Search the listing for the string "Align" and copy every line that contains it.
·····
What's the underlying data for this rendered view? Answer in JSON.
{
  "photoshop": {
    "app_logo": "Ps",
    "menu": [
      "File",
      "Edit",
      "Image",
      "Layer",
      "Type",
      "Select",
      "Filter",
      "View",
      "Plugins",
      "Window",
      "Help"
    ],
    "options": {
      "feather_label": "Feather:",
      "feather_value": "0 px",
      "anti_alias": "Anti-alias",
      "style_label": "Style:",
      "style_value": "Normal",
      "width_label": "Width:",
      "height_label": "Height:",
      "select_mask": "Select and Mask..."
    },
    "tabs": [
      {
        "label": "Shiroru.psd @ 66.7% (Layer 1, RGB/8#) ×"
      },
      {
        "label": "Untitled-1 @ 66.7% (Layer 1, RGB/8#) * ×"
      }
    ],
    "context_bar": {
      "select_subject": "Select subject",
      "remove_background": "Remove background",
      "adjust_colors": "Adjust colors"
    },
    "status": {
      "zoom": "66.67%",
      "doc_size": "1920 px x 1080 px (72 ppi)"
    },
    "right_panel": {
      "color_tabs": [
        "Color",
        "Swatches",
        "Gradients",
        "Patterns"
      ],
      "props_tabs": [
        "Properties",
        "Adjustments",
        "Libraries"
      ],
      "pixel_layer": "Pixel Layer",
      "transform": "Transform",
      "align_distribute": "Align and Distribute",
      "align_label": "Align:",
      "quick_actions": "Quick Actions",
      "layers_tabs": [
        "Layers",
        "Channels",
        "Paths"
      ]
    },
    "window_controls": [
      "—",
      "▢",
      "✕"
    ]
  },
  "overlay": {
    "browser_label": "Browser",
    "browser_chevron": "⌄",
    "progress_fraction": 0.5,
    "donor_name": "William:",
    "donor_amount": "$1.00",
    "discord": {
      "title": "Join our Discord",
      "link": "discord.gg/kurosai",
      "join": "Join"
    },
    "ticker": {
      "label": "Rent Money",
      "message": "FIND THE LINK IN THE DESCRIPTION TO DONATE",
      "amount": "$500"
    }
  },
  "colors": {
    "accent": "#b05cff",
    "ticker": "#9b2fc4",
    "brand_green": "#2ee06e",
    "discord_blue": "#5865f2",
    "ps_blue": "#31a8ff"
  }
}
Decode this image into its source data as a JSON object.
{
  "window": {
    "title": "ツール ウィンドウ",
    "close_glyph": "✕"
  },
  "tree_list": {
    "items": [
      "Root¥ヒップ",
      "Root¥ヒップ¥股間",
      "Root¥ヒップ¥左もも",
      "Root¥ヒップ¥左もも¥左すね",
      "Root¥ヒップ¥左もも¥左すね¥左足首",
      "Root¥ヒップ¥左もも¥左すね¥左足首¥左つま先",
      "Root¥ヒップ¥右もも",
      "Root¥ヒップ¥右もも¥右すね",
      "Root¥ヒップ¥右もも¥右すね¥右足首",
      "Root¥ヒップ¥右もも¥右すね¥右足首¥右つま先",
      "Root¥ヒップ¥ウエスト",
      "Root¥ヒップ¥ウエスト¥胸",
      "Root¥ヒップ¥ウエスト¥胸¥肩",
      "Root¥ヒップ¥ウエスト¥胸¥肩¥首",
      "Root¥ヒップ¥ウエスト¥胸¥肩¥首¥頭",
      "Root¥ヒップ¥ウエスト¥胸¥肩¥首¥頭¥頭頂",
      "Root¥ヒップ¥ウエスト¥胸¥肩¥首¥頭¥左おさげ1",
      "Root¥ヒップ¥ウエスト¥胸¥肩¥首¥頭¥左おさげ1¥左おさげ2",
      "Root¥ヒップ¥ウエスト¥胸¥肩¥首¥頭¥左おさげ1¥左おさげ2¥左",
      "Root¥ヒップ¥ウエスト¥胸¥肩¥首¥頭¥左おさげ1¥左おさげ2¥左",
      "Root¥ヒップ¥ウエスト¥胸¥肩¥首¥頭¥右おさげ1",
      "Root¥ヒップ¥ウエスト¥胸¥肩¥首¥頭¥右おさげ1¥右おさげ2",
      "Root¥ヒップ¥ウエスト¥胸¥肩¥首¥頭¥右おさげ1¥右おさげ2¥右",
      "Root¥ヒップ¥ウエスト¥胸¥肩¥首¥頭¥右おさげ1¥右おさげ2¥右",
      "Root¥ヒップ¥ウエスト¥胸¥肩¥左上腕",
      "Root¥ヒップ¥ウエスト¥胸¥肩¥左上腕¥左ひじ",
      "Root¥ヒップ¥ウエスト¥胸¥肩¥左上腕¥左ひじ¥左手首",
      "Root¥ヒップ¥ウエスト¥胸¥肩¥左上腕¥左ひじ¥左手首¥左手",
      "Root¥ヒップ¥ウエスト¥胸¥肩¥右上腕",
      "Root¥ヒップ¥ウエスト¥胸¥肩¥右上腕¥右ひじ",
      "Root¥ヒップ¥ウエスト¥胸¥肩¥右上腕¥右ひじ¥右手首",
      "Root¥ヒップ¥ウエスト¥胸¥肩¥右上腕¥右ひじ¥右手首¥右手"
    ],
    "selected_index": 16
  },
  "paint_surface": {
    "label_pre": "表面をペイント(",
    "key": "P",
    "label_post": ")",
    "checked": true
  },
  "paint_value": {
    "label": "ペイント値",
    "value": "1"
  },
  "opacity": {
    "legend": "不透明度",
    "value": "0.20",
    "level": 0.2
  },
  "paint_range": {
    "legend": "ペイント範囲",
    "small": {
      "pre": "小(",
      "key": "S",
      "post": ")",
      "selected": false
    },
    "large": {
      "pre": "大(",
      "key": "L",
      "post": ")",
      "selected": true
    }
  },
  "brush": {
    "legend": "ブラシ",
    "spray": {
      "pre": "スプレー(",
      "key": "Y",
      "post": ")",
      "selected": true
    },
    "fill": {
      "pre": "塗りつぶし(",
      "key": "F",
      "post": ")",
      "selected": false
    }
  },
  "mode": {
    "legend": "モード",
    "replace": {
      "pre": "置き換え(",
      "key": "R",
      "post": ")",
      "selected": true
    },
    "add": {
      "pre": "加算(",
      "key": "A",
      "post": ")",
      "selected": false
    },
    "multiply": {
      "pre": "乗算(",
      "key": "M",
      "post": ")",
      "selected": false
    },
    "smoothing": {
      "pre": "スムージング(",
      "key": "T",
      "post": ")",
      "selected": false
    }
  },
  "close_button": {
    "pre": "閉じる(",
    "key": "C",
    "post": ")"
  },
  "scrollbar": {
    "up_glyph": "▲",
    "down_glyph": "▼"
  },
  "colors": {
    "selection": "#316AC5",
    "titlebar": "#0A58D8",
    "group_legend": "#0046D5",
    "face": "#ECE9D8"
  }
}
·····
* In response *
      "align_distribute": "Align and Distribute",
      "align_label": "Align:",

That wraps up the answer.